⟨

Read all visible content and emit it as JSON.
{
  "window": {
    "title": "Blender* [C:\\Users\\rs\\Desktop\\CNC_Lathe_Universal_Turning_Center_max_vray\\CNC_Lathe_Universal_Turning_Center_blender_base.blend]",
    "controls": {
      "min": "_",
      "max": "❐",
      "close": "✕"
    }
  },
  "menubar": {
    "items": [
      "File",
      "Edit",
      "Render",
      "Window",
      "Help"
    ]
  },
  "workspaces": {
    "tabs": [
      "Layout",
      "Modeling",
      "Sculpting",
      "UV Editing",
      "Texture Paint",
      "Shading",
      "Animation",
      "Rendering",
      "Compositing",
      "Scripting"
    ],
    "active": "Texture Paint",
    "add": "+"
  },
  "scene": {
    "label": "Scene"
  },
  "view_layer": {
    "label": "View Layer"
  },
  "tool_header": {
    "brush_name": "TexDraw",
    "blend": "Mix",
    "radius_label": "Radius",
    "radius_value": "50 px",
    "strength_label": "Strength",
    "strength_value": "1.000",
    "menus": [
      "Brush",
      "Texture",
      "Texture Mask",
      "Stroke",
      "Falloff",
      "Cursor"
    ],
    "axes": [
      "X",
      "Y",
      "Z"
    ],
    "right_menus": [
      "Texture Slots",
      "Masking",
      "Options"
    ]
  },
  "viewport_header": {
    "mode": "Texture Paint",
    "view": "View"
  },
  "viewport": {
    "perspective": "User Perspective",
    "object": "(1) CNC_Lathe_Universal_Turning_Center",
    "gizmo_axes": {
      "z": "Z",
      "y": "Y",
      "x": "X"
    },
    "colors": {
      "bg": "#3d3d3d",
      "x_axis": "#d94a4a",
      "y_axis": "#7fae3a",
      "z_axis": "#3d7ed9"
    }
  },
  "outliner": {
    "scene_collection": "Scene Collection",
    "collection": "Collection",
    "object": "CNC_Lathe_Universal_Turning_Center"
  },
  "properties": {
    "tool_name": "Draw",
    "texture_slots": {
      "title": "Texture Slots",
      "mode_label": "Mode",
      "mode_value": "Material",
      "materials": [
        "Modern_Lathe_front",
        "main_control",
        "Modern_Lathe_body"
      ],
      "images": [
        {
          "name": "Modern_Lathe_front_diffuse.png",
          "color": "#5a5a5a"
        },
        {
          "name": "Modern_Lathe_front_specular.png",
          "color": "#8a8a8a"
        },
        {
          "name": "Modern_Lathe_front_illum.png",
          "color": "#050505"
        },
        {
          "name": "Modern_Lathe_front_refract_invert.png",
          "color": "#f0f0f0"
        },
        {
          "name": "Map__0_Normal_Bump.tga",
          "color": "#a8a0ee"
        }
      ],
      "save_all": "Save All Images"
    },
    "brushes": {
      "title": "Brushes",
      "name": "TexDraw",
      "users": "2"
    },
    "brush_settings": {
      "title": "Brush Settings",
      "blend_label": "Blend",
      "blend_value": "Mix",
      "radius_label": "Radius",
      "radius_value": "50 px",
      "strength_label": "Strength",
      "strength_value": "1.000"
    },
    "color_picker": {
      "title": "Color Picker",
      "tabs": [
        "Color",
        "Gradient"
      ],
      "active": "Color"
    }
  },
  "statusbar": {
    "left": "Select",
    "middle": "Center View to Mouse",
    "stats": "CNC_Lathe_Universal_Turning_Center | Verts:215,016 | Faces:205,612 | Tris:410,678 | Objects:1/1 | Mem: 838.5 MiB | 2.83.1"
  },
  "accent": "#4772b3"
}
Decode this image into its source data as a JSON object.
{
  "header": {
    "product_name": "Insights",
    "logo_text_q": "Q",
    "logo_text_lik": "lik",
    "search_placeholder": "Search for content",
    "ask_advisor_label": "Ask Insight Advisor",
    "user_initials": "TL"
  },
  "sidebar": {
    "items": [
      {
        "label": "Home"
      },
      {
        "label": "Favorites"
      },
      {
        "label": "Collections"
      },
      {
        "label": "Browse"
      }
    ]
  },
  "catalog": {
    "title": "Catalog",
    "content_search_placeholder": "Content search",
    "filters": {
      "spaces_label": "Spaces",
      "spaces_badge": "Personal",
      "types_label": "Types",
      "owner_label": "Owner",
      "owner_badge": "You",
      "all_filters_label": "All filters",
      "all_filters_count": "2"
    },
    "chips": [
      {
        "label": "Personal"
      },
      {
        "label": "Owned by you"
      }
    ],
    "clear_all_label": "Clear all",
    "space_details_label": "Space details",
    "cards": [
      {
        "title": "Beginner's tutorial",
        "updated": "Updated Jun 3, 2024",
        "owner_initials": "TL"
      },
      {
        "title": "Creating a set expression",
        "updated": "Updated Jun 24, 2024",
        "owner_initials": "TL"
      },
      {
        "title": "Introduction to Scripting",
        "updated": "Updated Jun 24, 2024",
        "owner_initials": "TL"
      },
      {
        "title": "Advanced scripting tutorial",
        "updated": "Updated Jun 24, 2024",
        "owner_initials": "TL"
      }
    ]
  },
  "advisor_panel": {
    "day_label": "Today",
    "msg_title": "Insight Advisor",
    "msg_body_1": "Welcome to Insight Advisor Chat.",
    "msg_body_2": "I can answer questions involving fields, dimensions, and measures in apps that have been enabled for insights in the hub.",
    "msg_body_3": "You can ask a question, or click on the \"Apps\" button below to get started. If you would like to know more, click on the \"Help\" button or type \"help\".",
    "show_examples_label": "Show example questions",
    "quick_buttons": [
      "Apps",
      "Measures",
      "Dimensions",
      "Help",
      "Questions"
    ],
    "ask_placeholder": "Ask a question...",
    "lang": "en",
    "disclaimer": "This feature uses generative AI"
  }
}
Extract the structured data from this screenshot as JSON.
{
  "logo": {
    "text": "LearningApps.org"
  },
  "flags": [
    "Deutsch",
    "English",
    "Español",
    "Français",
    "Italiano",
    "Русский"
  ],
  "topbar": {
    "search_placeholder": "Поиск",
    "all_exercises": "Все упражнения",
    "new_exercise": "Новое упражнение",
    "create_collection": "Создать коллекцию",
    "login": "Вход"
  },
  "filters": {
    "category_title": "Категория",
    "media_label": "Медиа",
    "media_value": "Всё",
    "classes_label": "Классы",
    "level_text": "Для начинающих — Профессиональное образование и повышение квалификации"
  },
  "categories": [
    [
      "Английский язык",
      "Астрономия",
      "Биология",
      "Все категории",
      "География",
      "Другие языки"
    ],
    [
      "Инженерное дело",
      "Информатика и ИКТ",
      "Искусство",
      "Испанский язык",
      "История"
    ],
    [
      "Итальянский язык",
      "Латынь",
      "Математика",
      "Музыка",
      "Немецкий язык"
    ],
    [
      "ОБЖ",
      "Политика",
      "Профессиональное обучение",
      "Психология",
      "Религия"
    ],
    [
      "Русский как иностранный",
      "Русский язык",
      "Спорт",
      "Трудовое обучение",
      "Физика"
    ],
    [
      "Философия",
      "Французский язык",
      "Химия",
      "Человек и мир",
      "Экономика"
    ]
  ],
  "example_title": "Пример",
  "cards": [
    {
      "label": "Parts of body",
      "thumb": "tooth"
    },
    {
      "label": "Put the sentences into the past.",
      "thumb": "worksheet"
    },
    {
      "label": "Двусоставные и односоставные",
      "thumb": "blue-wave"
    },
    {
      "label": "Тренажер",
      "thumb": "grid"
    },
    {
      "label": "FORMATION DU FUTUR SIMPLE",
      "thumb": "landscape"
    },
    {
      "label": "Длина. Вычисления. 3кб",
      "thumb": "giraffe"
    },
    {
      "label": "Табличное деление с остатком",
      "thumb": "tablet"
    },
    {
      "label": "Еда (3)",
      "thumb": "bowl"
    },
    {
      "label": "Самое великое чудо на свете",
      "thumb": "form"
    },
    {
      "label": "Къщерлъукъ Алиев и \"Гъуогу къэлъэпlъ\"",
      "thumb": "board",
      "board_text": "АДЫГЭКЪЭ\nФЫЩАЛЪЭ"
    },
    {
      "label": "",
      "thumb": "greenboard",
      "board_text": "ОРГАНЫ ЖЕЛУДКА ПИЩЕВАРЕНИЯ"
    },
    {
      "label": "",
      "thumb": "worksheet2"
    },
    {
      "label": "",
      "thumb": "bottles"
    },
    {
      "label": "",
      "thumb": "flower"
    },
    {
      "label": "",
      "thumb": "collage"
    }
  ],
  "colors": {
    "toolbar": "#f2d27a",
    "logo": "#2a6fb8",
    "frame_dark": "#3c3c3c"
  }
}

⟩

# EXERCISE DESCRIPTION
Copy every line from the records above that contains the word "Профессиональное".

# THE RESULT
    "level_text": "Для начинающих — Профессиональное образование и повышение квалификации"
      "Профессиональное обучение",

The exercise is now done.